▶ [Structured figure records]

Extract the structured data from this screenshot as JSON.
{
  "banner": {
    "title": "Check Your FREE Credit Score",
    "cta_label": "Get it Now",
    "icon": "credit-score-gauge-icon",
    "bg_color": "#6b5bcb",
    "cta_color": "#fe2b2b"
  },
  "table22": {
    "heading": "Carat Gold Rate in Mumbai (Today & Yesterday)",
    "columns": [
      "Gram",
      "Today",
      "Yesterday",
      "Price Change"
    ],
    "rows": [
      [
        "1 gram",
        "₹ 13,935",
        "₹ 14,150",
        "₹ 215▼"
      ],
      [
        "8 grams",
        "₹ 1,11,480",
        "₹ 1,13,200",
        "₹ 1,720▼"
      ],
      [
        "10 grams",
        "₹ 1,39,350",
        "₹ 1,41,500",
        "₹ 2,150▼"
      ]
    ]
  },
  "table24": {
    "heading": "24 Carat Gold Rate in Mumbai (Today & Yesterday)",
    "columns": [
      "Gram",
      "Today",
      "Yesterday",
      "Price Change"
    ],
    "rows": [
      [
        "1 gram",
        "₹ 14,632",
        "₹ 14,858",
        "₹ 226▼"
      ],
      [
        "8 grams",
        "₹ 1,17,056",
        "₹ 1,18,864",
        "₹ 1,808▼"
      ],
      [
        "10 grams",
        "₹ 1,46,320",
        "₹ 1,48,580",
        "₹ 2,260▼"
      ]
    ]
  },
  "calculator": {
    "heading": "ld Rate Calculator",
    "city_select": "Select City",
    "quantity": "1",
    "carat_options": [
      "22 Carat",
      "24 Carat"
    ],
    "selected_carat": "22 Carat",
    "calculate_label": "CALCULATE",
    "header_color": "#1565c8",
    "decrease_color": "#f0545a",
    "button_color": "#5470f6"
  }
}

▶ [Required work] The records above must be repeated exactly, every one of them.

▶ [Completed task]
Extract the structured data from this screenshot as JSON.
{
  "banner": {
    "title": "Check Your FREE Credit Score",
    "cta_label": "Get it Now",
    "icon": "credit-score-gauge-icon",
    "bg_color": "#6b5bcb",
    "cta_color": "#fe2b2b"
  },
  "table22": {
    "heading": "Carat Gold Rate in Mumbai (Today & Yesterday)",
    "columns": [
      "Gram",
      "Today",
      "Yesterday",
      "Price Change"
    ],
    "rows": [
      [
        "1 gram",
        "₹ 13,935",
        "₹ 14,150",
        "₹ 215▼"
      ],
      [
        "8 grams",
        "₹ 1,11,480",
        "₹ 1,13,200",
        "₹ 1,720▼"
      ],
      [
        "10 grams",
        "₹ 1,39,350",
        "₹ 1,41,500",
        "₹ 2,150▼"
      ]
    ]
  },
  "table24": {
    "heading": "24 Carat Gold Rate in Mumbai (Today & Yesterday)",
    "columns": [
      "Gram",
      "Today",
      "Yesterday",
      "Price Change"
    ],
    "rows": [
      [
        "1 gram",
        "₹ 14,632",
        "₹ 14,858",
        "₹ 226▼"
      ],
      [
        "8 grams",
        "₹ 1,17,056",
        "₹ 1,18,864",
        "₹ 1,808▼"
      ],
      [
        "10 grams",
        "₹ 1,46,320",
        "₹ 1,48,580",
        "₹ 2,260▼"
      ]
    ]
  },
  "calculator": {
    "heading": "ld Rate Calculator",
    "city_select": "Select City",
    "quantity": "1",
    "carat_options": [
      "22 Carat",
      "24 Carat"
    ],
    "selected_carat": "22 Carat",
    "calculate_label": "CALCULATE",
    "header_color": "#1565c8",
    "decrease_color": "#f0545a",
    "button_color": "#5470f6"
  }
}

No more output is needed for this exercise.